→ Exercise prompt
Restate the data exactly as given and keep the pictures out.

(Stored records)
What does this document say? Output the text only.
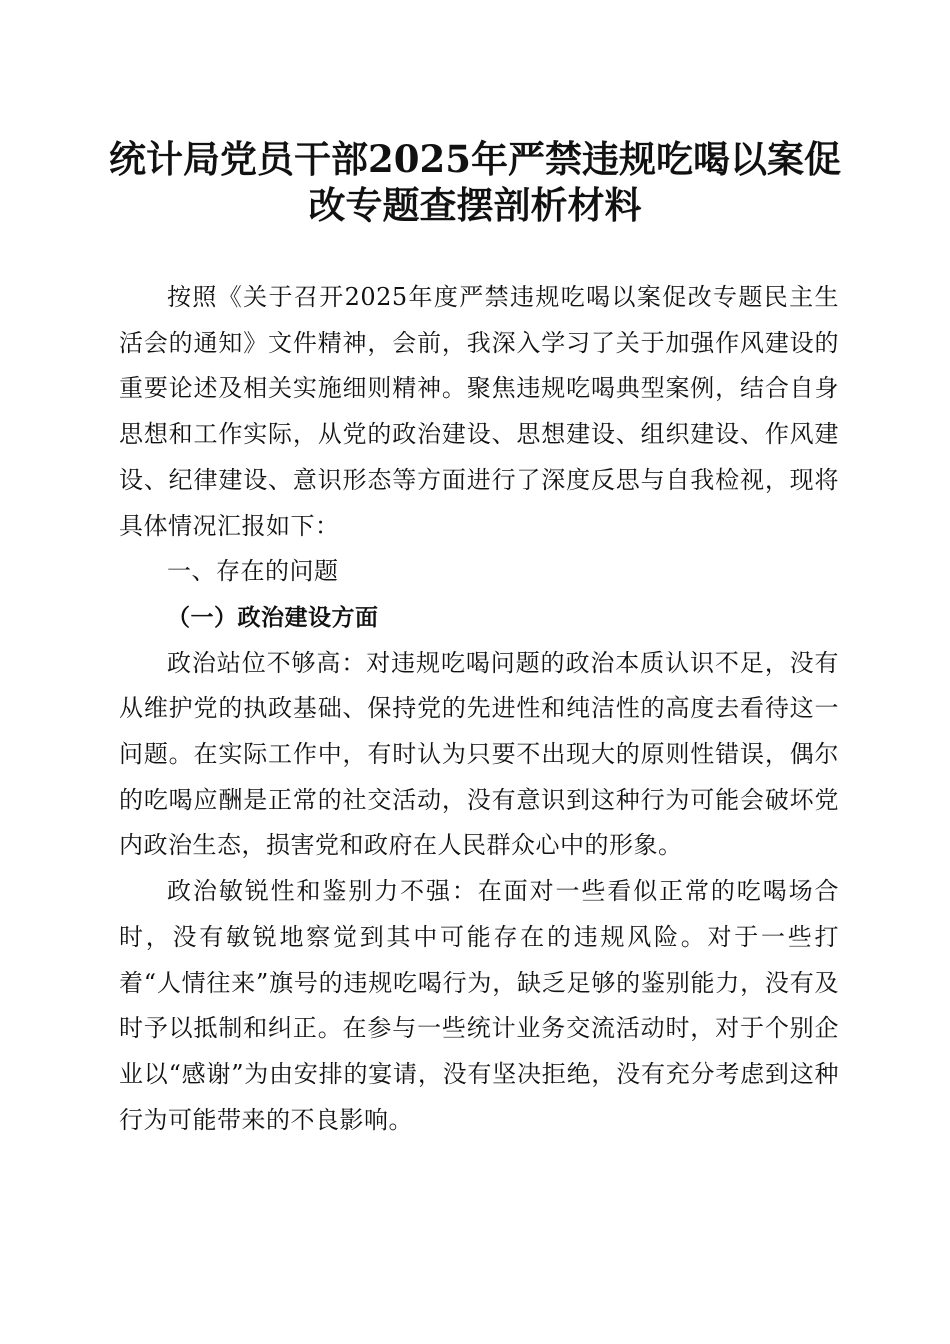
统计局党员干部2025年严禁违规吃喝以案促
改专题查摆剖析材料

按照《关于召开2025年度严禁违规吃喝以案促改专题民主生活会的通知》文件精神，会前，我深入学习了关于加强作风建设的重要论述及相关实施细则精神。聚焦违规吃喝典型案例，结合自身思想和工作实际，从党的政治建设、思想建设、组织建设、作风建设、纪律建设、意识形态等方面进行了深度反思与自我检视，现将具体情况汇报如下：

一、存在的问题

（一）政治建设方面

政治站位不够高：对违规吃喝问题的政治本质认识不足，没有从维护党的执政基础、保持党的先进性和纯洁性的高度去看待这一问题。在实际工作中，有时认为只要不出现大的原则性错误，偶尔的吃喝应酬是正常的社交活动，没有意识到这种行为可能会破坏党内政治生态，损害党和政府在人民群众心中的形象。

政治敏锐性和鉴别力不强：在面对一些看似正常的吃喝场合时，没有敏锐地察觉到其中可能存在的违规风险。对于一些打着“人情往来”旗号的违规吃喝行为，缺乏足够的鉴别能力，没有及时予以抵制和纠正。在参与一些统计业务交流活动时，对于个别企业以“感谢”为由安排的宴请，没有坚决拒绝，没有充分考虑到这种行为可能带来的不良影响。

→ Output of the task
What does this document say? Output the text only.
统计局党员干部2025年严禁违规吃喝以案促
改专题查摆剖析材料

按照《关于召开2025年度严禁违规吃喝以案促改专题民主生活会的通知》文件精神，会前，我深入学习了关于加强作风建设的重要论述及相关实施细则精神。聚焦违规吃喝典型案例，结合自身思想和工作实际，从党的政治建设、思想建设、组织建设、作风建设、纪律建设、意识形态等方面进行了深度反思与自我检视，现将具体情况汇报如下：

一、存在的问题

（一）政治建设方面

政治站位不够高：对违规吃喝问题的政治本质认识不足，没有从维护党的执政基础、保持党的先进性和纯洁性的高度去看待这一问题。在实际工作中，有时认为只要不出现大的原则性错误，偶尔的吃喝应酬是正常的社交活动，没有意识到这种行为可能会破坏党内政治生态，损害党和政府在人民群众心中的形象。

政治敏锐性和鉴别力不强：在面对一些看似正常的吃喝场合时，没有敏锐地察觉到其中可能存在的违规风险。对于一些打着“人情往来”旗号的违规吃喝行为，缺乏足够的鉴别能力，没有及时予以抵制和纠正。在参与一些统计业务交流活动时，对于个别企业以“感谢”为由安排的宴请，没有坚决拒绝，没有充分考虑到这种行为可能带来的不良影响。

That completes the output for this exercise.